**Short problem:** Output every record below exactly as it appears.

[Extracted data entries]
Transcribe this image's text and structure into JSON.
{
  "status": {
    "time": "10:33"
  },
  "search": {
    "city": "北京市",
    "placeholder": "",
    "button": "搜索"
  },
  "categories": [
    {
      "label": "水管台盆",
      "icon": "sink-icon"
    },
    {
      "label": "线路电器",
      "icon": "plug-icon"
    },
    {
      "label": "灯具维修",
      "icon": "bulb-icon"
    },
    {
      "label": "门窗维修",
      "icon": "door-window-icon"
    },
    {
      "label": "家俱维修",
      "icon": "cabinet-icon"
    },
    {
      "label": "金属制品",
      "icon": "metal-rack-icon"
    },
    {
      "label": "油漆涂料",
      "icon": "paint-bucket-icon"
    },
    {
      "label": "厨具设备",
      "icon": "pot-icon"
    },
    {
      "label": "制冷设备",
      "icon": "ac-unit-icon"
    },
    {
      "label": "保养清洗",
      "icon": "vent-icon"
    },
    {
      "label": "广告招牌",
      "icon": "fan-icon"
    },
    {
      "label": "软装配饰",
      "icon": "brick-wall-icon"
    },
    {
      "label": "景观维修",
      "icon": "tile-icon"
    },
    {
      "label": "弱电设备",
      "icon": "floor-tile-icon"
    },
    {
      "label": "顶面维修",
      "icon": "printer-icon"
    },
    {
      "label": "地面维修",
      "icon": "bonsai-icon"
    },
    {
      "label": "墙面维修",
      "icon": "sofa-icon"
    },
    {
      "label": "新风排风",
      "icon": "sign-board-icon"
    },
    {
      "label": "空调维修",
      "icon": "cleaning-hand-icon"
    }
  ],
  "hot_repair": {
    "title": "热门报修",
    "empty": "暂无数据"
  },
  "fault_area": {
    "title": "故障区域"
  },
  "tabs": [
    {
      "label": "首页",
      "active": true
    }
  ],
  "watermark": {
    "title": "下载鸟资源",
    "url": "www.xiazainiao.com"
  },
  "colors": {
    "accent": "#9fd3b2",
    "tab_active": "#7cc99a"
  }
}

**Completed task:**
Transcribe this image's text and structure into JSON.
{
  "status": {
    "time": "10:33"
  },
  "search": {
    "city": "北京市",
    "placeholder": "",
    "button": "搜索"
  },
  "categories": [
    {
      "label": "水管台盆",
      "icon": "sink-icon"
    },
    {
      "label": "线路电器",
      "icon": "plug-icon"
    },
    {
      "label": "灯具维修",
      "icon": "bulb-icon"
    },
    {
      "label": "门窗维修",
      "icon": "door-window-icon"
    },
    {
      "label": "家俱维修",
      "icon": "cabinet-icon"
    },
    {
      "label": "金属制品",
      "icon": "metal-rack-icon"
    },
    {
      "label": "油漆涂料",
      "icon": "paint-bucket-icon"
    },
    {
      "label": "厨具设备",
      "icon": "pot-icon"
    },
    {
      "label": "制冷设备",
      "icon": "ac-unit-icon"
    },
    {
      "label": "保养清洗",
      "icon": "vent-icon"
    },
    {
      "label": "广告招牌",
      "icon": "fan-icon"
    },
    {
      "label": "软装配饰",
      "icon": "brick-wall-icon"
    },
    {
      "label": "景观维修",
      "icon": "tile-icon"
    },
    {
      "label": "弱电设备",
      "icon": "floor-tile-icon"
    },
    {
      "label": "顶面维修",
      "icon": "printer-icon"
    },
    {
      "label": "地面维修",
      "icon": "bonsai-icon"
    },
    {
      "label": "墙面维修",
      "icon": "sofa-icon"
    },
    {
      "label": "新风排风",
      "icon": "sign-board-icon"
    },
    {
      "label": "空调维修",
      "icon": "cleaning-hand-icon"
    }
  ],
  "hot_repair": {
    "title": "热门报修",
    "empty": "暂无数据"
  },
  "fault_area": {
    "title": "故障区域"
  },
  "tabs": [
    {
      "label": "首页",
      "active": true
    }
  ],
  "watermark": {
    "title": "下载鸟资源",
    "url": "www.xiazainiao.com"
  },
  "colors": {
    "accent": "#9fd3b2",
    "tab_active": "#7cc99a"
  }
}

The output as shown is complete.